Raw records

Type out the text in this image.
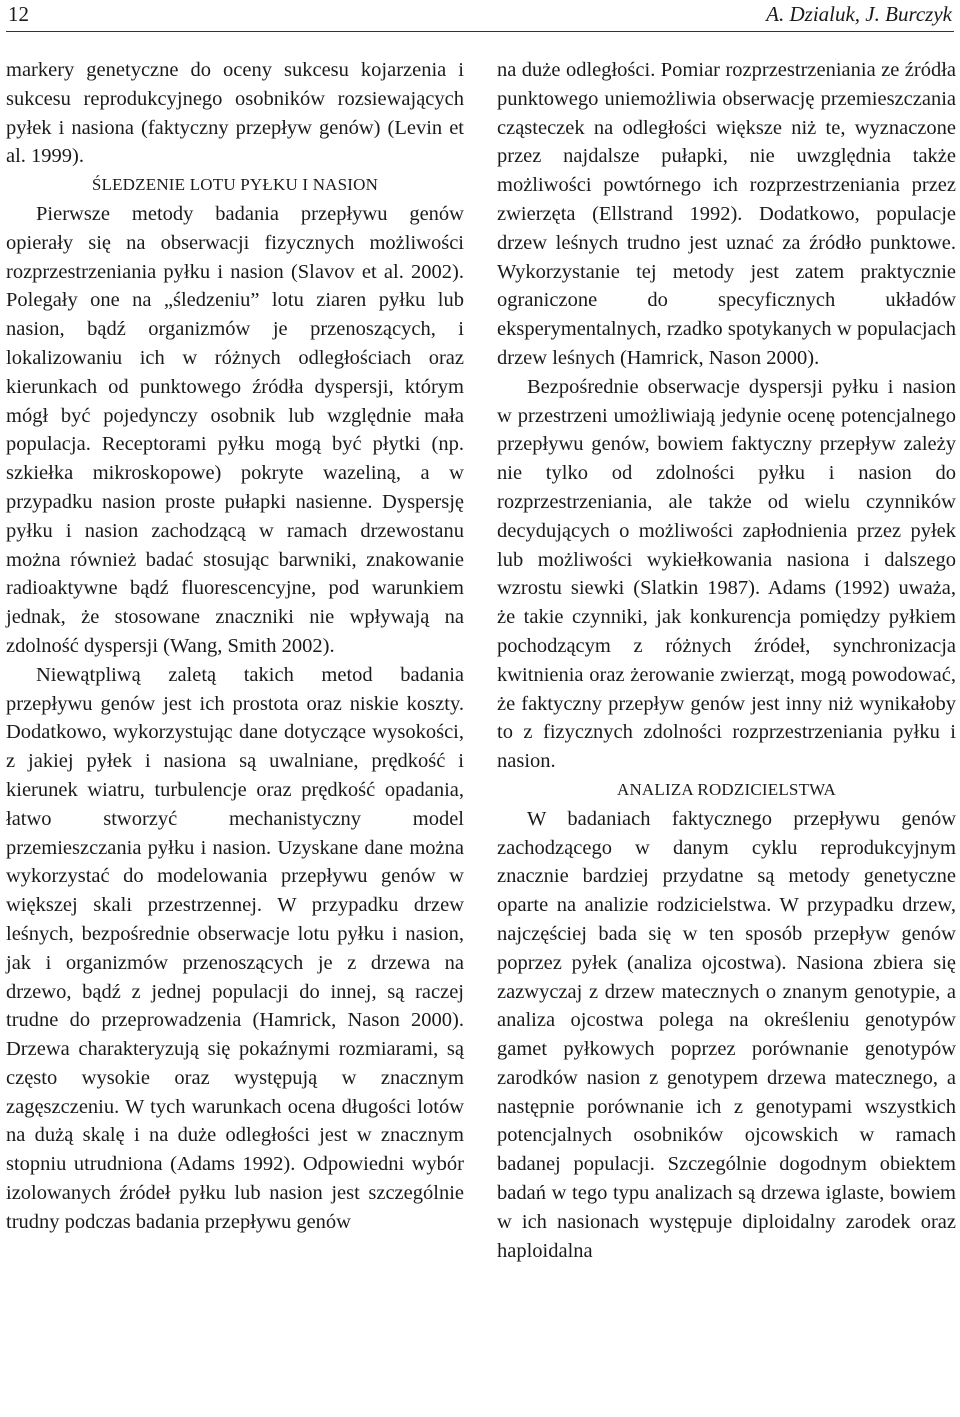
12	A. Dzialuk, J. Burczyk

markery genetyczne do oceny sukcesu kojarzenia i sukcesu reprodukcyjnego osobników rozsiewających pyłek i nasiona (faktyczny przepływ genów) (Levin et al. 1999).

ŚLEDZENIE LOTU PYŁKU I NASION

Pierwsze metody badania przepływu genów opierały się na obserwacji fizycznych możliwości rozprzestrzeniania pyłku i nasion (Slavov et al. 2002). Polegały one na „śledzeniu” lotu ziaren pyłku lub nasion, bądź organizmów je przenoszących, i lokalizowaniu ich w różnych odległościach oraz kierunkach od punktowego źródła dyspersji, którym mógł być pojedynczy osobnik lub względnie mała populacja. Receptorami pyłku mogą być płytki (np. szkiełka mikroskopowe) pokryte wazeliną, a w przypadku nasion proste pułapki nasienne. Dyspersję pyłku i nasion zachodzącą w ramach drzewostanu można również badać stosując barwniki, znakowanie radioaktywne bądź fluorescencyjne, pod warunkiem jednak, że stosowane znaczniki nie wpływają na zdolność dyspersji (Wang, Smith 2002).

Niewątpliwą zaletą takich metod badania przepływu genów jest ich prostota oraz niskie koszty. Dodatkowo, wykorzystując dane dotyczące wysokości, z jakiej pyłek i nasiona są uwalniane, prędkość i kierunek wiatru, turbulencje oraz prędkość opadania, łatwo stworzyć mechanistyczny model przemieszczania pyłku i nasion. Uzyskane dane można wykorzystać do modelowania przepływu genów w większej skali przestrzennej. W przypadku drzew leśnych, bezpośrednie obserwacje lotu pyłku i nasion, jak i organizmów przenoszących je z drzewa na drzewo, bądź z jednej populacji do innej, są raczej trudne do przeprowadzenia (Hamrick, Nason 2000). Drzewa charakteryzują się pokaźnymi rozmiarami, są często wysokie oraz występują w znacznym zagęszczeniu. W tych warunkach ocena długości lotów na dużą skalę i na duże odległości jest w znacznym stopniu utrudniona (Adams 1992). Odpowiedni wybór izolowanych źródeł pyłku lub nasion jest szczególnie trudny podczas badania przepływu genów

na duże odległości. Pomiar rozprzestrzeniania ze źródła punktowego uniemożliwia obserwację przemieszczania cząsteczek na odległości większe niż te, wyznaczone przez najdalsze pułapki, nie uwzględnia także możliwości powtórnego ich rozprzestrzeniania przez zwierzęta (Ellstrand 1992). Dodatkowo, populacje drzew leśnych trudno jest uznać za źródło punktowe. Wykorzystanie tej metody jest zatem praktycznie ograniczone do specyficznych układów eksperymentalnych, rzadko spotykanych w populacjach drzew leśnych (Hamrick, Nason 2000).

Bezpośrednie obserwacje dyspersji pyłku i nasion w przestrzeni umożliwiają jedynie ocenę potencjalnego przepływu genów, bowiem faktyczny przepływ zależy nie tylko od zdolności pyłku i nasion do rozprzestrzeniania, ale także od wielu czynników decydujących o możliwości zapłodnienia przez pyłek lub możliwości wykiełkowania nasiona i dalszego wzrostu siewki (Slatkin 1987). Adams (1992) uważa, że takie czynniki, jak konkurencja pomiędzy pyłkiem pochodzącym z różnych źródeł, synchronizacja kwitnienia oraz żerowanie zwierząt, mogą powodować, że faktyczny przepływ genów jest inny niż wynikałoby to z fizycznych zdolności rozprzestrzeniania pyłku i nasion.

ANALIZA RODZICIELSTWA

W badaniach faktycznego przepływu genów zachodzącego w danym cyklu reprodukcyjnym znacznie bardziej przydatne są metody genetyczne oparte na analizie rodzicielstwa. W przypadku drzew, najczęściej bada się w ten sposób przepływ genów poprzez pyłek (analiza ojcostwa). Nasiona zbiera się zazwyczaj z drzew matecznych o znanym genotypie, a analiza ojcostwa polega na określeniu genotypów gamet pyłkowych poprzez porównanie genotypów zarodków nasion z genotypem drzewa matecznego, a następnie porównanie ich z genotypami wszystkich potencjalnych osobników ojcowskich w ramach badanej populacji. Szczególnie dogodnym obiektem badań w tego typu analizach są drzewa iglaste, bowiem w ich nasionach występuje diploidalny zarodek oraz haploidalna
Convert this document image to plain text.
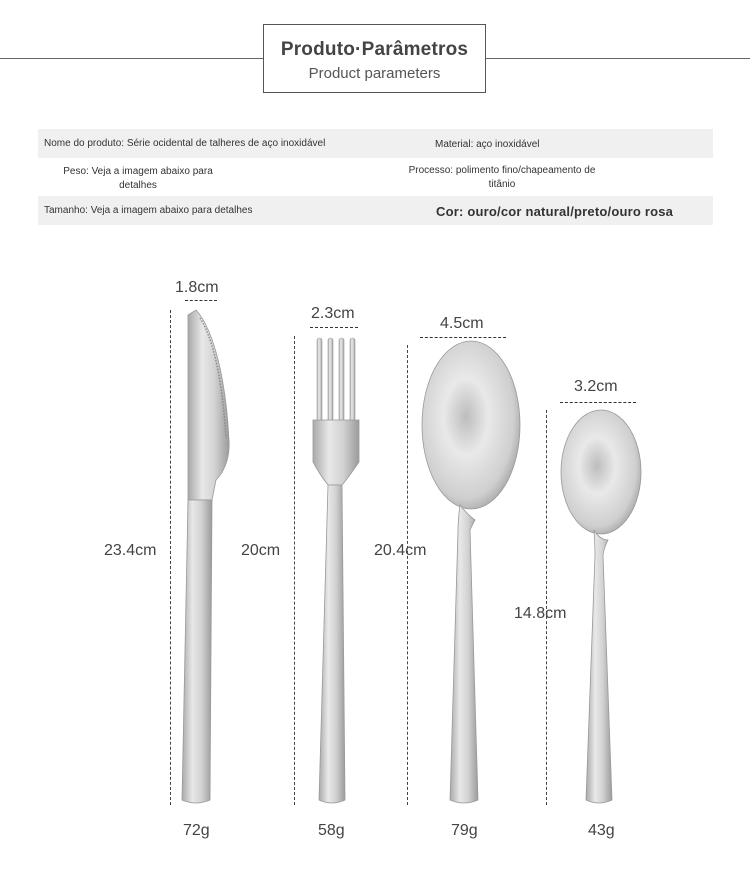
Produto·Parâmetros
Product parameters
Nome do produto: Série ocidental de talheres de aço inoxidável	Material: aço inoxidável
Peso: Veja a imagem abaixo para
detalhes
Processo: polimento fino/chapeamento de
titânio
Tamanho: Veja a imagem abaixo para detalhes	Cor: ouro/cor natural/preto/ouro rosa
1.8cm
2.3cm
4.5cm
3.2cm
23.4cm	20cm	20.4cm
14.8cm
72g	58g	79g	43g
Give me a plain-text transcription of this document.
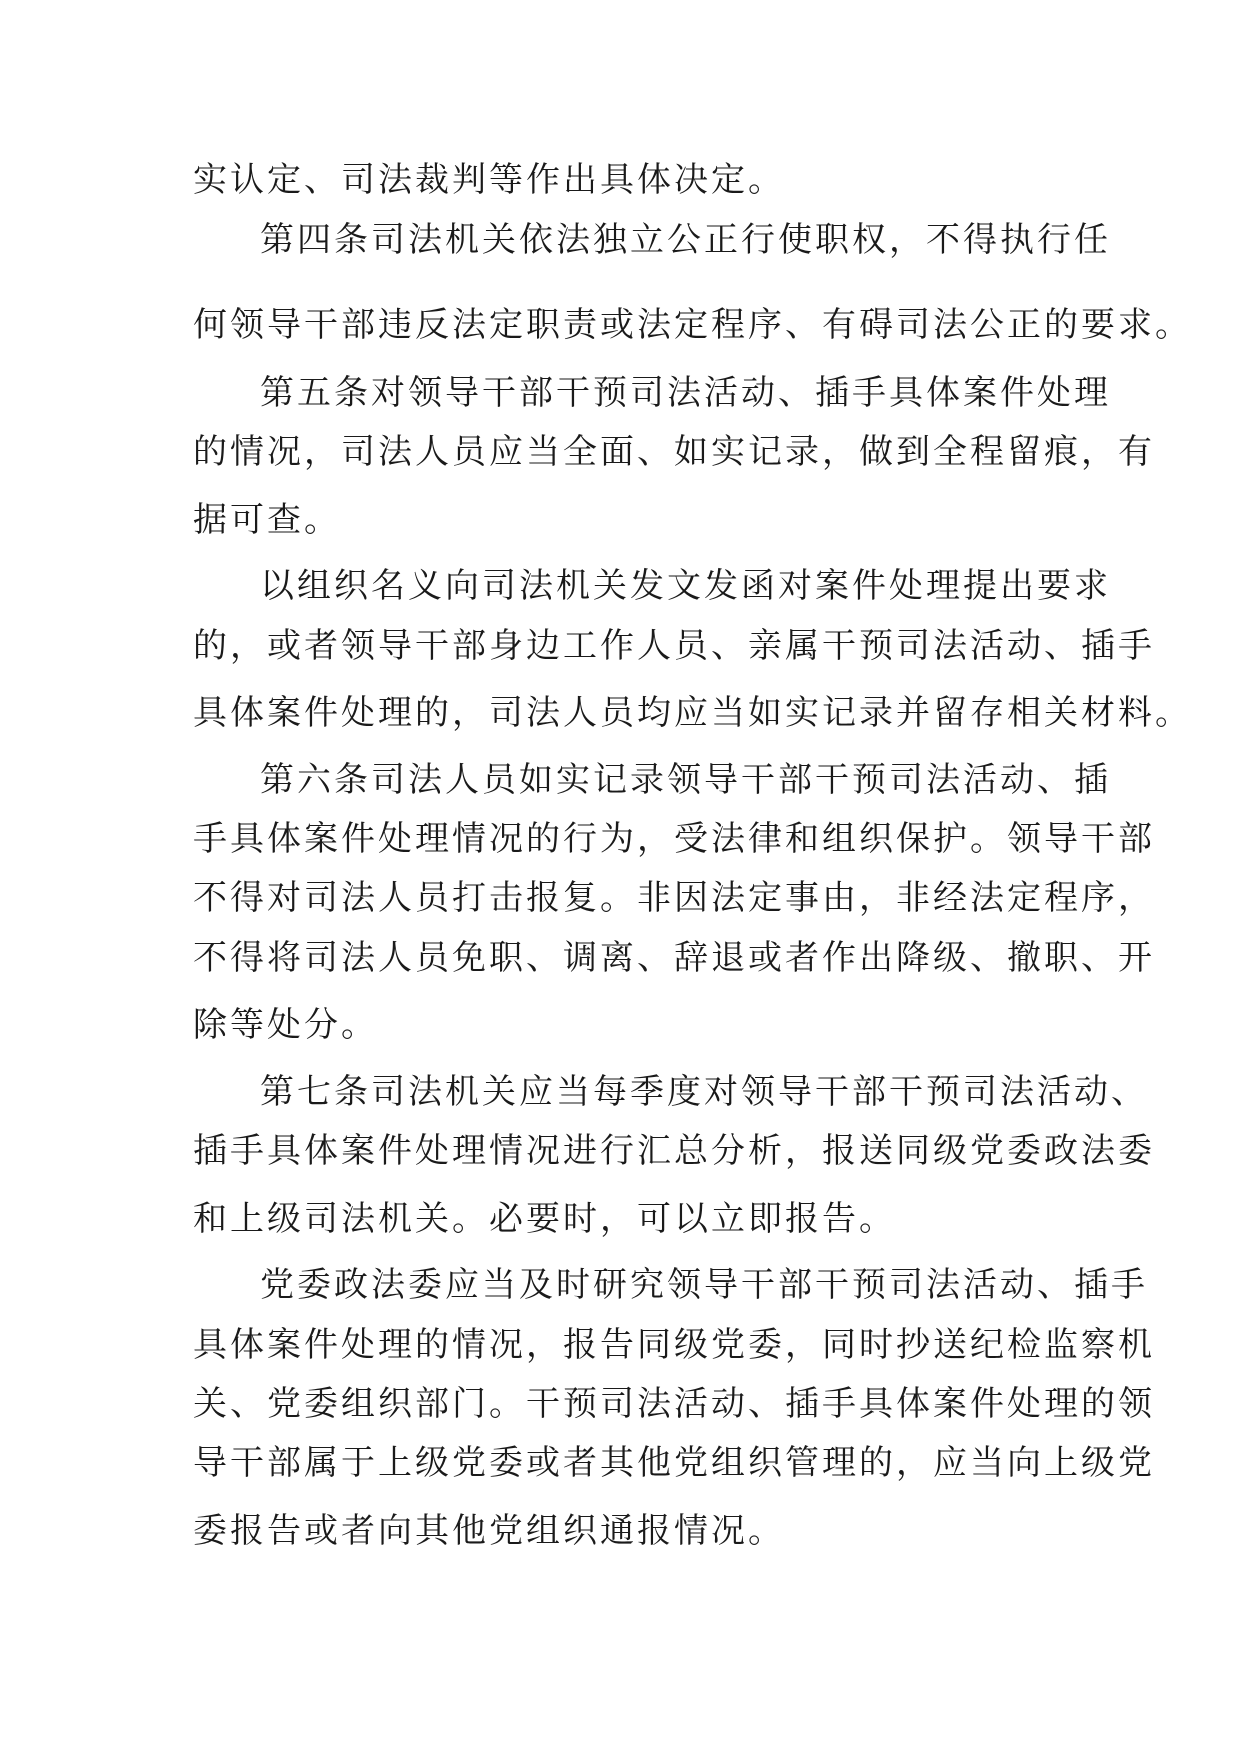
实认定、司法裁判等作出具体决定。
第四条司法机关依法独立公正行使职权，不得执行任
何领导干部违反法定职责或法定程序、有碍司法公正的要求。
第五条对领导干部干预司法活动、插手具体案件处理
的情况，司法人员应当全面、如实记录，做到全程留痕，有
据可查。
以组织名义向司法机关发文发函对案件处理提出要求
的，或者领导干部身边工作人员、亲属干预司法活动、插手
具体案件处理的，司法人员均应当如实记录并留存相关材料。
第六条司法人员如实记录领导干部干预司法活动、插
手具体案件处理情况的行为，受法律和组织保护。领导干部
不得对司法人员打击报复。非因法定事由，非经法定程序，
不得将司法人员免职、调离、辞退或者作出降级、撤职、开
除等处分。
第七条司法机关应当每季度对领导干部干预司法活动、
插手具体案件处理情况进行汇总分析，报送同级党委政法委
和上级司法机关。必要时，可以立即报告。
党委政法委应当及时研究领导干部干预司法活动、插手
具体案件处理的情况，报告同级党委，同时抄送纪检监察机
关、党委组织部门。干预司法活动、插手具体案件处理的领
导干部属于上级党委或者其他党组织管理的，应当向上级党
委报告或者向其他党组织通报情况。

What to produce:
Reproduce the listing exactly. Leave its pictures out.

Solution to this task:
Type out the text in this image.
12	A. Dzialuk, J. Burczyk

markery genetyczne do oceny sukcesu kojarzenia i sukcesu reprodukcyjnego osobników rozsiewających pyłek i nasiona (faktyczny przepływ genów) (Levin et al. 1999).

ŚLEDZENIE LOTU PYŁKU I NASION

Pierwsze metody badania przepływu genów opierały się na obserwacji fizycznych możliwości rozprzestrzeniania pyłku i nasion (Slavov et al. 2002). Polegały one na „śledzeniu” lotu ziaren pyłku lub nasion, bądź organizmów je przenoszących, i lokalizowaniu ich w różnych odległościach oraz kierunkach od punktowego źródła dyspersji, którym mógł być pojedynczy osobnik lub względnie mała populacja. Receptorami pyłku mogą być płytki (np. szkiełka mikroskopowe) pokryte wazeliną, a w przypadku nasion proste pułapki nasienne. Dyspersję pyłku i nasion zachodzącą w ramach drzewostanu można również badać stosując barwniki, znakowanie radioaktywne bądź fluorescencyjne, pod warunkiem jednak, że stosowane znaczniki nie wpływają na zdolność dyspersji (Wang, Smith 2002).

Niewątpliwą zaletą takich metod badania przepływu genów jest ich prostota oraz niskie koszty. Dodatkowo, wykorzystując dane dotyczące wysokości, z jakiej pyłek i nasiona są uwalniane, prędkość i kierunek wiatru, turbulencje oraz prędkość opadania, łatwo stworzyć mechanistyczny model przemieszczania pyłku i nasion. Uzyskane dane można wykorzystać do modelowania przepływu genów w większej skali przestrzennej. W przypadku drzew leśnych, bezpośrednie obserwacje lotu pyłku i nasion, jak i organizmów przenoszących je z drzewa na drzewo, bądź z jednej populacji do innej, są raczej trudne do przeprowadzenia (Hamrick, Nason 2000). Drzewa charakteryzują się pokaźnymi rozmiarami, są często wysokie oraz występują w znacznym zagęszczeniu. W tych warunkach ocena długości lotów na dużą skalę i na duże odległości jest w znacznym stopniu utrudniona (Adams 1992). Odpowiedni wybór izolowanych źródeł pyłku lub nasion jest szczególnie trudny podczas badania przepływu genów

na duże odległości. Pomiar rozprzestrzeniania ze źródła punktowego uniemożliwia obserwację przemieszczania cząsteczek na odległości większe niż te, wyznaczone przez najdalsze pułapki, nie uwzględnia także możliwości powtórnego ich rozprzestrzeniania przez zwierzęta (Ellstrand 1992). Dodatkowo, populacje drzew leśnych trudno jest uznać za źródło punktowe. Wykorzystanie tej metody jest zatem praktycznie ograniczone do specyficznych układów eksperymentalnych, rzadko spotykanych w populacjach drzew leśnych (Hamrick, Nason 2000).

Bezpośrednie obserwacje dyspersji pyłku i nasion w przestrzeni umożliwiają jedynie ocenę potencjalnego przepływu genów, bowiem faktyczny przepływ zależy nie tylko od zdolności pyłku i nasion do rozprzestrzeniania, ale także od wielu czynników decydujących o możliwości zapłodnienia przez pyłek lub możliwości wykiełkowania nasiona i dalszego wzrostu siewki (Slatkin 1987). Adams (1992) uważa, że takie czynniki, jak konkurencja pomiędzy pyłkiem pochodzącym z różnych źródeł, synchronizacja kwitnienia oraz żerowanie zwierząt, mogą powodować, że faktyczny przepływ genów jest inny niż wynikałoby to z fizycznych zdolności rozprzestrzeniania pyłku i nasion.

ANALIZA RODZICIELSTWA

W badaniach faktycznego przepływu genów zachodzącego w danym cyklu reprodukcyjnym znacznie bardziej przydatne są metody genetyczne oparte na analizie rodzicielstwa. W przypadku drzew, najczęściej bada się w ten sposób przepływ genów poprzez pyłek (analiza ojcostwa). Nasiona zbiera się zazwyczaj z drzew matecznych o znanym genotypie, a analiza ojcostwa polega na określeniu genotypów gamet pyłkowych poprzez porównanie genotypów zarodków nasion z genotypem drzewa matecznego, a następnie porównanie ich z genotypami wszystkich potencjalnych osobników ojcowskich w ramach badanej populacji. Szczególnie dogodnym obiektem badań w tego typu analizach są drzewa iglaste, bowiem w ich nasionach występuje diploidalny zarodek oraz haploidalna
Convert this document image to plain text.
Produto·Parâmetros
Product parameters
Nome do produto: Série ocidental de talheres de aço inoxidável	Material: aço inoxidável
Peso: Veja a imagem abaixo para
detalhes
Processo: polimento fino/chapeamento de
titânio
Tamanho: Veja a imagem abaixo para detalhes	Cor: ouro/cor natural/preto/ouro rosa
1.8cm
2.3cm
4.5cm
3.2cm
23.4cm	20cm	20.4cm
14.8cm
72g	58g	79g	43g
Give me a plain-text transcription of this document.
实认定、司法裁判等作出具体决定。
第四条司法机关依法独立公正行使职权，不得执行任
何领导干部违反法定职责或法定程序、有碍司法公正的要求。
第五条对领导干部干预司法活动、插手具体案件处理
的情况，司法人员应当全面、如实记录，做到全程留痕，有
据可查。
以组织名义向司法机关发文发函对案件处理提出要求
的，或者领导干部身边工作人员、亲属干预司法活动、插手
具体案件处理的，司法人员均应当如实记录并留存相关材料。
第六条司法人员如实记录领导干部干预司法活动、插
手具体案件处理情况的行为，受法律和组织保护。领导干部
不得对司法人员打击报复。非因法定事由，非经法定程序，
不得将司法人员免职、调离、辞退或者作出降级、撤职、开
除等处分。
第七条司法机关应当每季度对领导干部干预司法活动、
插手具体案件处理情况进行汇总分析，报送同级党委政法委
和上级司法机关。必要时，可以立即报告。
党委政法委应当及时研究领导干部干预司法活动、插手
具体案件处理的情况，报告同级党委，同时抄送纪检监察机
关、党委组织部门。干预司法活动、插手具体案件处理的领
导干部属于上级党委或者其他党组织管理的，应当向上级党
委报告或者向其他党组织通报情况。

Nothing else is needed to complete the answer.